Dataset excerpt
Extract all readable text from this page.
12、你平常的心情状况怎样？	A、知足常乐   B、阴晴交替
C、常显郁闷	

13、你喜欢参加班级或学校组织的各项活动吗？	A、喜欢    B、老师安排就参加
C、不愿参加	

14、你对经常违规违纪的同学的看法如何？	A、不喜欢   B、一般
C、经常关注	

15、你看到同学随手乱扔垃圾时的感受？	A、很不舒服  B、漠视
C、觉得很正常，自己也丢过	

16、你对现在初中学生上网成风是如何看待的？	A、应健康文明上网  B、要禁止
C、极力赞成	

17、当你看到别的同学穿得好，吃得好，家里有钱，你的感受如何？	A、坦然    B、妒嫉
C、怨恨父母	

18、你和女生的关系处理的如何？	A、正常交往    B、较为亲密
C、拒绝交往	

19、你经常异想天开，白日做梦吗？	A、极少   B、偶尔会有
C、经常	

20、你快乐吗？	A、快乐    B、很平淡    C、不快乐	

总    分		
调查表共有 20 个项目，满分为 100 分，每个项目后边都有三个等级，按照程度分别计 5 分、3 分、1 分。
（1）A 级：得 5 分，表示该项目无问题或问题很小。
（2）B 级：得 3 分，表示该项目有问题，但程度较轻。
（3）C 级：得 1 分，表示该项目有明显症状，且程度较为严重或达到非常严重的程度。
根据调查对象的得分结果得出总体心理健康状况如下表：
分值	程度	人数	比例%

_Aim of the task_
Repeat the records above exactly.

_Solution for this exercise_
Extract all readable text from this page.
12、你平常的心情状况怎样？	A、知足常乐   B、阴晴交替
C、常显郁闷	

13、你喜欢参加班级或学校组织的各项活动吗？	A、喜欢    B、老师安排就参加
C、不愿参加	

14、你对经常违规违纪的同学的看法如何？	A、不喜欢   B、一般
C、经常关注	

15、你看到同学随手乱扔垃圾时的感受？	A、很不舒服  B、漠视
C、觉得很正常，自己也丢过	

16、你对现在初中学生上网成风是如何看待的？	A、应健康文明上网  B、要禁止
C、极力赞成	

17、当你看到别的同学穿得好，吃得好，家里有钱，你的感受如何？	A、坦然    B、妒嫉
C、怨恨父母	

18、你和女生的关系处理的如何？	A、正常交往    B、较为亲密
C、拒绝交往	

19、你经常异想天开，白日做梦吗？	A、极少   B、偶尔会有
C、经常	

20、你快乐吗？	A、快乐    B、很平淡    C、不快乐	

总    分		
调查表共有 20 个项目，满分为 100 分，每个项目后边都有三个等级，按照程度分别计 5 分、3 分、1 分。
（1）A 级：得 5 分，表示该项目无问题或问题很小。
（2）B 级：得 3 分，表示该项目有问题，但程度较轻。
（3）C 级：得 1 分，表示该项目有明显症状，且程度较为严重或达到非常严重的程度。
根据调查对象的得分结果得出总体心理健康状况如下表：
分值	程度	人数	比例%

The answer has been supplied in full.